TO DO: Word for word, transcribe the lines below and drop the pictures.

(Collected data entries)
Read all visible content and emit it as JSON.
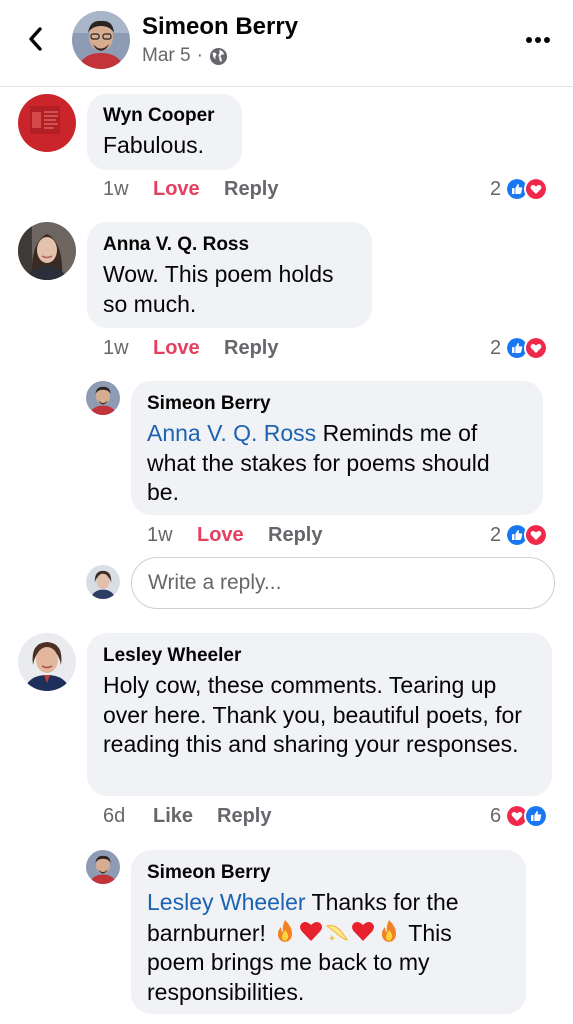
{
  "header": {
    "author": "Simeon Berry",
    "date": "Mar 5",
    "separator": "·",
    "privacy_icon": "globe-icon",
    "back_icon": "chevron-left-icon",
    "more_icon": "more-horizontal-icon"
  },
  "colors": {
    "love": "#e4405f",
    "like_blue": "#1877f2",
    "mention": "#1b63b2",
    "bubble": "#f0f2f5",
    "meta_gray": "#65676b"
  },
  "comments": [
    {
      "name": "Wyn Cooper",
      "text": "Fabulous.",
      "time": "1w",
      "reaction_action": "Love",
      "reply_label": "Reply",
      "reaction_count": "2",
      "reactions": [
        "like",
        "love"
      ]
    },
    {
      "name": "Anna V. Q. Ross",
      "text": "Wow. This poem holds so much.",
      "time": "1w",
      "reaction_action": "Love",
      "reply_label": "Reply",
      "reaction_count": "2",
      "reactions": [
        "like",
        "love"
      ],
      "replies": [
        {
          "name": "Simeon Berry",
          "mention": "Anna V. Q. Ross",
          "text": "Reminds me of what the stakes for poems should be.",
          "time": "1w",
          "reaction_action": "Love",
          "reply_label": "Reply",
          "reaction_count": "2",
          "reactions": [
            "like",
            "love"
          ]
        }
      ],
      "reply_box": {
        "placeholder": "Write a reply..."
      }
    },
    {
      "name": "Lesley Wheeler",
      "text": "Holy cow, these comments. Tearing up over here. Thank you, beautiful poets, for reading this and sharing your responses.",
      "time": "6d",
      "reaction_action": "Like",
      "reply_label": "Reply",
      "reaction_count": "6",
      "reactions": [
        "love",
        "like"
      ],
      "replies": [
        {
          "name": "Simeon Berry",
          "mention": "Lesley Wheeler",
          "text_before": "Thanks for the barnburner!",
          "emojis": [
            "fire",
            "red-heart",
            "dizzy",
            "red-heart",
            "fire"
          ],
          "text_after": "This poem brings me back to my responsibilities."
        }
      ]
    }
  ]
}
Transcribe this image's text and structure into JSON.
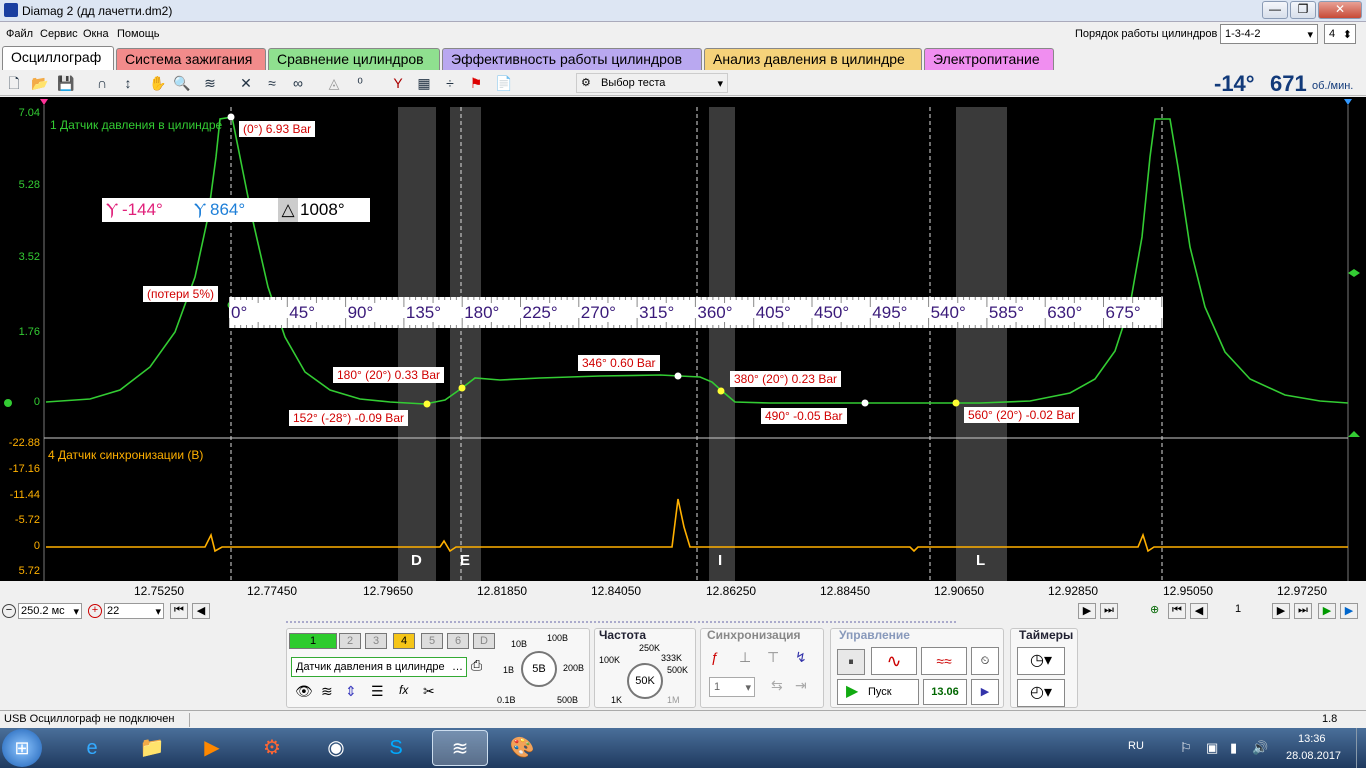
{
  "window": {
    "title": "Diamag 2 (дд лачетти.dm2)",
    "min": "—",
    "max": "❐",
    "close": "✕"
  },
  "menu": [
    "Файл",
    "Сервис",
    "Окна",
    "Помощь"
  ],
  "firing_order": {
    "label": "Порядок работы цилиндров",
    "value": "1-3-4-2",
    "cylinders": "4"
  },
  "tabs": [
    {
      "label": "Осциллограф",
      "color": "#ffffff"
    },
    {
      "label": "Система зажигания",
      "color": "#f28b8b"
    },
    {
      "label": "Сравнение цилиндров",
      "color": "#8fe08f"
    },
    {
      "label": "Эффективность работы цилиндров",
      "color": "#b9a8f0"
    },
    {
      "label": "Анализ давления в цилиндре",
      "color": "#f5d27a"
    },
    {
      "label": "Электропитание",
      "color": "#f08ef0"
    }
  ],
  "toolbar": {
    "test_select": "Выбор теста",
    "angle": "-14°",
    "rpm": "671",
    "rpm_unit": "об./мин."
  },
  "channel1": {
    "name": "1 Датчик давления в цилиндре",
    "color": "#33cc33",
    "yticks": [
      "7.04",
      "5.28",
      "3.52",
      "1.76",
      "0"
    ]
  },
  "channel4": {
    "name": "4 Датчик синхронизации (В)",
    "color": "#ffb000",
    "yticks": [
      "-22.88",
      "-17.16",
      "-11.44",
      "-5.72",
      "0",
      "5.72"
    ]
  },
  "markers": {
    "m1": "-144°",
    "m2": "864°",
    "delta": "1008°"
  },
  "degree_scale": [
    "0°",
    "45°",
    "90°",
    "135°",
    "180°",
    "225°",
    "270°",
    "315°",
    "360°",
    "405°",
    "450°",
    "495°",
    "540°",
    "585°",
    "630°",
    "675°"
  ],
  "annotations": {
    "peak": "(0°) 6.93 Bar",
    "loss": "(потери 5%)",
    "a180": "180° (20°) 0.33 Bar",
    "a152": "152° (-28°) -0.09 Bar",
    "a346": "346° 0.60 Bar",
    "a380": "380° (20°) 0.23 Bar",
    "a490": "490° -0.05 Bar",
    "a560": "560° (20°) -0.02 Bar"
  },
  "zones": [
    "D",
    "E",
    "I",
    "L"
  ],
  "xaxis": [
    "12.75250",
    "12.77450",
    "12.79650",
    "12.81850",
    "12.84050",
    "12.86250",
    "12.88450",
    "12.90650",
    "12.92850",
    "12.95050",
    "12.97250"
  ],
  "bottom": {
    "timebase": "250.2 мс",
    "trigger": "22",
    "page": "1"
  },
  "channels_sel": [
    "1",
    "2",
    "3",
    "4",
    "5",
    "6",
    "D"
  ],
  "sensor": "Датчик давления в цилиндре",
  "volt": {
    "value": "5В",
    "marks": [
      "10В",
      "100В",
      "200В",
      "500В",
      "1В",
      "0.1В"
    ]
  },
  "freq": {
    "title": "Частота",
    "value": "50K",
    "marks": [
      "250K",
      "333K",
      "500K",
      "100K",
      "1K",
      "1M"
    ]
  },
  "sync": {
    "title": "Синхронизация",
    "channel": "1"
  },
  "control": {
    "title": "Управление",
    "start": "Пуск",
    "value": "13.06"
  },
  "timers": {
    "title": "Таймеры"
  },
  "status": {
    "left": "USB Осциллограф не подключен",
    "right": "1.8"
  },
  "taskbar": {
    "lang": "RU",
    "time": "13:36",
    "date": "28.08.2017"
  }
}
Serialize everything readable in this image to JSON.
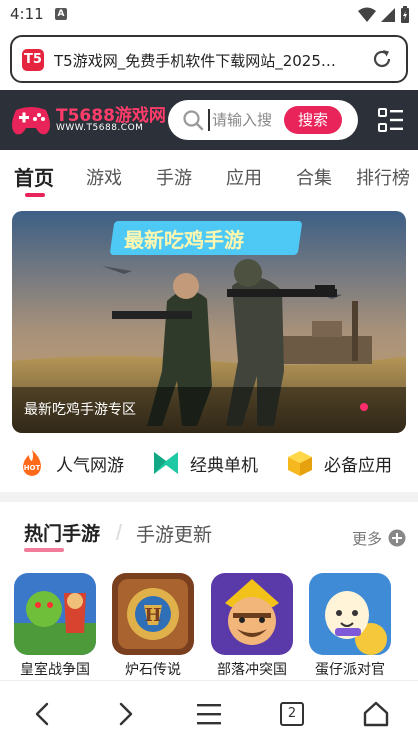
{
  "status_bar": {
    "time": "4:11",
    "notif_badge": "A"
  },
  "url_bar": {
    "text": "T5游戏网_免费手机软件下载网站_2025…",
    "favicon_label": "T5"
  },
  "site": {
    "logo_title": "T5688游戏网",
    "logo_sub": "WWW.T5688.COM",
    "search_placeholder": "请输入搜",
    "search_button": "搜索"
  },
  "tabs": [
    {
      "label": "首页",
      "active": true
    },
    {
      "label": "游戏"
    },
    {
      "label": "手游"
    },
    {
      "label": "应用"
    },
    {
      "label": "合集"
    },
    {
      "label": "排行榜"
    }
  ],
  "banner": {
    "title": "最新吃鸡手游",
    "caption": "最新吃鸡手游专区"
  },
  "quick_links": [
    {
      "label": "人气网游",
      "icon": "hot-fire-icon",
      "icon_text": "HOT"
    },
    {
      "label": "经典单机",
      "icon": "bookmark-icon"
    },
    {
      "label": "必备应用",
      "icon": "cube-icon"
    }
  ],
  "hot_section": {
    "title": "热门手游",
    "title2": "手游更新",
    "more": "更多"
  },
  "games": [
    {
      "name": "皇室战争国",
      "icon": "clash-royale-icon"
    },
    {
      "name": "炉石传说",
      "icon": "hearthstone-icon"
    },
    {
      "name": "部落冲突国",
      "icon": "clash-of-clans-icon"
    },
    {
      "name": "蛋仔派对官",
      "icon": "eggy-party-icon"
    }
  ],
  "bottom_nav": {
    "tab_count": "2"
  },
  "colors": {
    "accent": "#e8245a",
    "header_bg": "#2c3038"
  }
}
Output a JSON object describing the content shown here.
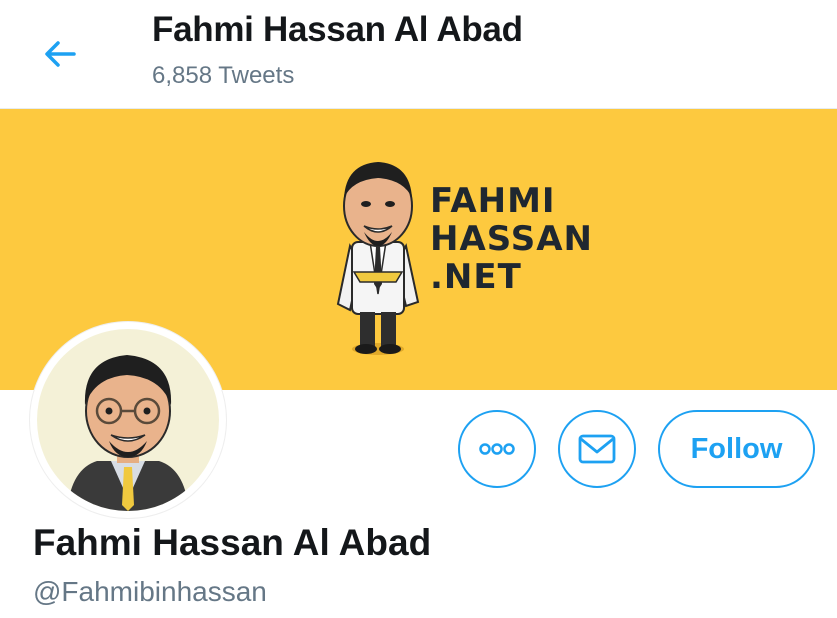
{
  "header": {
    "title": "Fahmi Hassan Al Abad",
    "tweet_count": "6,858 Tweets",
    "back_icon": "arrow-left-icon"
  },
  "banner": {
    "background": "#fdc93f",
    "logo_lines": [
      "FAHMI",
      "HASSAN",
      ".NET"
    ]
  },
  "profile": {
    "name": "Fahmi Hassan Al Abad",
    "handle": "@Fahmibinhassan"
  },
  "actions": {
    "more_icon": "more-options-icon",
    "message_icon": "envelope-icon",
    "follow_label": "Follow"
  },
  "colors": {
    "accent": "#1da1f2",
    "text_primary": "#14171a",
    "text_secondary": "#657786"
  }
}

PROBLEM SOLUTION:
Read all visible content and emit it as JSON.
{
  "header": {
    "author": "Simeon Berry",
    "date": "Mar 5",
    "separator": "·",
    "privacy_icon": "globe-icon",
    "back_icon": "chevron-left-icon",
    "more_icon": "more-horizontal-icon"
  },
  "colors": {
    "love": "#e4405f",
    "like_blue": "#1877f2",
    "mention": "#1b63b2",
    "bubble": "#f0f2f5",
    "meta_gray": "#65676b"
  },
  "comments": [
    {
      "name": "Wyn Cooper",
      "text": "Fabulous.",
      "time": "1w",
      "reaction_action": "Love",
      "reply_label": "Reply",
      "reaction_count": "2",
      "reactions": [
        "like",
        "love"
      ]
    },
    {
      "name": "Anna V. Q. Ross",
      "text": "Wow. This poem holds so much.",
      "time": "1w",
      "reaction_action": "Love",
      "reply_label": "Reply",
      "reaction_count": "2",
      "reactions": [
        "like",
        "love"
      ],
      "replies": [
        {
          "name": "Simeon Berry",
          "mention": "Anna V. Q. Ross",
          "text": "Reminds me of what the stakes for poems should be.",
          "time": "1w",
          "reaction_action": "Love",
          "reply_label": "Reply",
          "reaction_count": "2",
          "reactions": [
            "like",
            "love"
          ]
        }
      ],
      "reply_box": {
        "placeholder": "Write a reply..."
      }
    },
    {
      "name": "Lesley Wheeler",
      "text": "Holy cow, these comments. Tearing up over here. Thank you, beautiful poets, for reading this and sharing your responses.",
      "time": "6d",
      "reaction_action": "Like",
      "reply_label": "Reply",
      "reaction_count": "6",
      "reactions": [
        "love",
        "like"
      ],
      "replies": [
        {
          "name": "Simeon Berry",
          "mention": "Lesley Wheeler",
          "text_before": "Thanks for the barnburner!",
          "emojis": [
            "fire",
            "red-heart",
            "dizzy",
            "red-heart",
            "fire"
          ],
          "text_after": "This poem brings me back to my responsibilities."
        }
      ]
    }
  ]
}
Transcribe this image's text and structure into JSON.
{
  "window": {
    "title": "Diamag 2 (дд лачетти.dm2)",
    "min": "—",
    "max": "❐",
    "close": "✕"
  },
  "menu": [
    "Файл",
    "Сервис",
    "Окна",
    "Помощь"
  ],
  "firing_order": {
    "label": "Порядок работы цилиндров",
    "value": "1-3-4-2",
    "cylinders": "4"
  },
  "tabs": [
    {
      "label": "Осциллограф",
      "color": "#ffffff"
    },
    {
      "label": "Система зажигания",
      "color": "#f28b8b"
    },
    {
      "label": "Сравнение цилиндров",
      "color": "#8fe08f"
    },
    {
      "label": "Эффективность работы цилиндров",
      "color": "#b9a8f0"
    },
    {
      "label": "Анализ давления в цилиндре",
      "color": "#f5d27a"
    },
    {
      "label": "Электропитание",
      "color": "#f08ef0"
    }
  ],
  "toolbar": {
    "test_select": "Выбор теста",
    "angle": "-14°",
    "rpm": "671",
    "rpm_unit": "об./мин."
  },
  "channel1": {
    "name": "1 Датчик давления в цилиндре",
    "color": "#33cc33",
    "yticks": [
      "7.04",
      "5.28",
      "3.52",
      "1.76",
      "0"
    ]
  },
  "channel4": {
    "name": "4 Датчик синхронизации (В)",
    "color": "#ffb000",
    "yticks": [
      "-22.88",
      "-17.16",
      "-11.44",
      "-5.72",
      "0",
      "5.72"
    ]
  },
  "markers": {
    "m1": "-144°",
    "m2": "864°",
    "delta": "1008°"
  },
  "degree_scale": [
    "0°",
    "45°",
    "90°",
    "135°",
    "180°",
    "225°",
    "270°",
    "315°",
    "360°",
    "405°",
    "450°",
    "495°",
    "540°",
    "585°",
    "630°",
    "675°"
  ],
  "annotations": {
    "peak": "(0°) 6.93 Bar",
    "loss": "(потери 5%)",
    "a180": "180° (20°) 0.33 Bar",
    "a152": "152° (-28°) -0.09 Bar",
    "a346": "346° 0.60 Bar",
    "a380": "380° (20°) 0.23 Bar",
    "a490": "490° -0.05 Bar",
    "a560": "560° (20°) -0.02 Bar"
  },
  "zones": [
    "D",
    "E",
    "I",
    "L"
  ],
  "xaxis": [
    "12.75250",
    "12.77450",
    "12.79650",
    "12.81850",
    "12.84050",
    "12.86250",
    "12.88450",
    "12.90650",
    "12.92850",
    "12.95050",
    "12.97250"
  ],
  "bottom": {
    "timebase": "250.2 мс",
    "trigger": "22",
    "page": "1"
  },
  "channels_sel": [
    "1",
    "2",
    "3",
    "4",
    "5",
    "6",
    "D"
  ],
  "sensor": "Датчик давления в цилиндре",
  "volt": {
    "value": "5В",
    "marks": [
      "10В",
      "100В",
      "200В",
      "500В",
      "1В",
      "0.1В"
    ]
  },
  "freq": {
    "title": "Частота",
    "value": "50K",
    "marks": [
      "250K",
      "333K",
      "500K",
      "100K",
      "1K",
      "1M"
    ]
  },
  "sync": {
    "title": "Синхронизация",
    "channel": "1"
  },
  "control": {
    "title": "Управление",
    "start": "Пуск",
    "value": "13.06"
  },
  "timers": {
    "title": "Таймеры"
  },
  "status": {
    "left": "USB Осциллограф не подключен",
    "right": "1.8"
  },
  "taskbar": {
    "lang": "RU",
    "time": "13:36",
    "date": "28.08.2017"
  }
}
Serialize everything readable in this image to JSON.
{
  "status_bar": {
    "time": "4:11",
    "notif_badge": "A"
  },
  "url_bar": {
    "text": "T5游戏网_免费手机软件下载网站_2025…",
    "favicon_label": "T5"
  },
  "site": {
    "logo_title": "T5688游戏网",
    "logo_sub": "WWW.T5688.COM",
    "search_placeholder": "请输入搜",
    "search_button": "搜索"
  },
  "tabs": [
    {
      "label": "首页",
      "active": true
    },
    {
      "label": "游戏"
    },
    {
      "label": "手游"
    },
    {
      "label": "应用"
    },
    {
      "label": "合集"
    },
    {
      "label": "排行榜"
    }
  ],
  "banner": {
    "title": "最新吃鸡手游",
    "caption": "最新吃鸡手游专区"
  },
  "quick_links": [
    {
      "label": "人气网游",
      "icon": "hot-fire-icon",
      "icon_text": "HOT"
    },
    {
      "label": "经典单机",
      "icon": "bookmark-icon"
    },
    {
      "label": "必备应用",
      "icon": "cube-icon"
    }
  ],
  "hot_section": {
    "title": "热门手游",
    "title2": "手游更新",
    "more": "更多"
  },
  "games": [
    {
      "name": "皇室战争国",
      "icon": "clash-royale-icon"
    },
    {
      "name": "炉石传说",
      "icon": "hearthstone-icon"
    },
    {
      "name": "部落冲突国",
      "icon": "clash-of-clans-icon"
    },
    {
      "name": "蛋仔派对官",
      "icon": "eggy-party-icon"
    }
  ],
  "bottom_nav": {
    "tab_count": "2"
  },
  "colors": {
    "accent": "#e8245a",
    "header_bg": "#2c3038"
  }
}
Output a JSON object describing the content shown here.
{
  "header": {
    "title": "Fahmi Hassan Al Abad",
    "tweet_count": "6,858 Tweets",
    "back_icon": "arrow-left-icon"
  },
  "banner": {
    "background": "#fdc93f",
    "logo_lines": [
      "FAHMI",
      "HASSAN",
      ".NET"
    ]
  },
  "profile": {
    "name": "Fahmi Hassan Al Abad",
    "handle": "@Fahmibinhassan"
  },
  "actions": {
    "more_icon": "more-options-icon",
    "message_icon": "envelope-icon",
    "follow_label": "Follow"
  },
  "colors": {
    "accent": "#1da1f2",
    "text_primary": "#14171a",
    "text_secondary": "#657786"
  }
}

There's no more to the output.